__Data for processing__
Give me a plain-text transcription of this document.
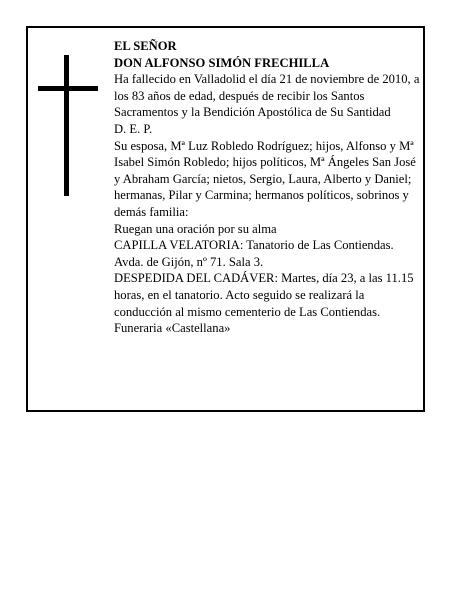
EL SEÑOR

DON ALFONSO SIMÓN FRECHILLA

Ha fallecido en Valladolid el día 21 de noviembre de 2010, a los 83 años de edad, después de recibir los Santos Sacramentos y la Bendición Apostólica de Su Santidad

D. E. P.

Su esposa, Mª Luz Robledo Rodríguez; hijos, Alfonso y Mª Isabel Simón Robledo; hijos políticos, Mª Ángeles San José y Abraham García; nietos, Sergio, Laura, Alberto y Daniel; hermanas, Pilar y Carmina; hermanos políticos, sobrinos y demás familia:

Ruegan una oración por su alma

CAPILLA VELATORIA: Tanatorio de Las Contiendas. Avda. de Gijón, nº 71. Sala 3.

DESPEDIDA DEL CADÁVER: Martes, día 23, a las 11.15 horas, en el tanatorio. Acto seguido se realizará la conducción al mismo cementerio de Las Contiendas.

Funeraria «Castellana»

__Task to carry out__
Reproduce every record above exactly, but leave out the pictures.

__Solution below__
Give me a plain-text transcription of this document.
EL SEÑOR

DON ALFONSO SIMÓN FRECHILLA

Ha fallecido en Valladolid el día 21 de noviembre de 2010, a los 83 años de edad, después de recibir los Santos Sacramentos y la Bendición Apostólica de Su Santidad

D. E. P.

Su esposa, Mª Luz Robledo Rodríguez; hijos, Alfonso y Mª Isabel Simón Robledo; hijos políticos, Mª Ángeles San José y Abraham García; nietos, Sergio, Laura, Alberto y Daniel; hermanas, Pilar y Carmina; hermanos políticos, sobrinos y demás familia:

Ruegan una oración por su alma

CAPILLA VELATORIA: Tanatorio de Las Contiendas. Avda. de Gijón, nº 71. Sala 3.

DESPEDIDA DEL CADÁVER: Martes, día 23, a las 11.15 horas, en el tanatorio. Acto seguido se realizará la conducción al mismo cementerio de Las Contiendas.

Funeraria «Castellana»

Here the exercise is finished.